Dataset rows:
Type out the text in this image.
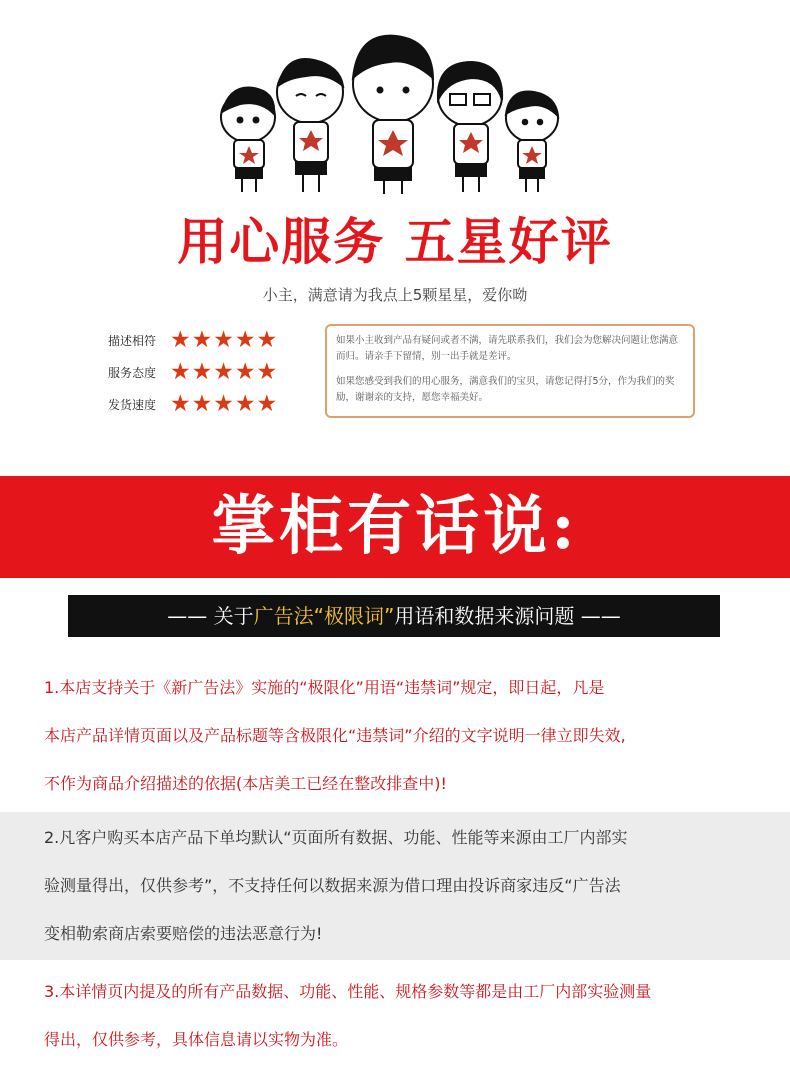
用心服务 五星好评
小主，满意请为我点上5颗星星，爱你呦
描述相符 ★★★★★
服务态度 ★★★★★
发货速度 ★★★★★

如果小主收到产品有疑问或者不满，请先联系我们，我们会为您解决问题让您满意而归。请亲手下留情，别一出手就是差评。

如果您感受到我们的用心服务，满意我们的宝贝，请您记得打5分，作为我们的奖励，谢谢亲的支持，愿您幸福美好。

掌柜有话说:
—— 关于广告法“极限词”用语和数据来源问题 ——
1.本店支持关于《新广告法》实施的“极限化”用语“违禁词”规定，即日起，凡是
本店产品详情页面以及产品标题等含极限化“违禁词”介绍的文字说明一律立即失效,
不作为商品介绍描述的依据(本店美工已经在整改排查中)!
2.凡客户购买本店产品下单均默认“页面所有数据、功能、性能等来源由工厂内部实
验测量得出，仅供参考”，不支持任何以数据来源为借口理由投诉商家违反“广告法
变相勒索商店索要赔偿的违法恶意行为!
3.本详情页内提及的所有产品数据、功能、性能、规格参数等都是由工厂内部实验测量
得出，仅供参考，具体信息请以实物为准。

#### Instructions for the task
Quote every record above exactly, leaving out the pictures.

#### Task solution
Type out the text in this image.
用心服务 五星好评
小主，满意请为我点上5颗星星，爱你呦
描述相符 ★★★★★
服务态度 ★★★★★
发货速度 ★★★★★

如果小主收到产品有疑问或者不满，请先联系我们，我们会为您解决问题让您满意而归。请亲手下留情，别一出手就是差评。

如果您感受到我们的用心服务，满意我们的宝贝，请您记得打5分，作为我们的奖励，谢谢亲的支持，愿您幸福美好。

掌柜有话说:
—— 关于广告法“极限词”用语和数据来源问题 ——
1.本店支持关于《新广告法》实施的“极限化”用语“违禁词”规定，即日起，凡是
本店产品详情页面以及产品标题等含极限化“违禁词”介绍的文字说明一律立即失效,
不作为商品介绍描述的依据(本店美工已经在整改排查中)!
2.凡客户购买本店产品下单均默认“页面所有数据、功能、性能等来源由工厂内部实
验测量得出，仅供参考”，不支持任何以数据来源为借口理由投诉商家违反“广告法
变相勒索商店索要赔偿的违法恶意行为!
3.本详情页内提及的所有产品数据、功能、性能、规格参数等都是由工厂内部实验测量
得出，仅供参考，具体信息请以实物为准。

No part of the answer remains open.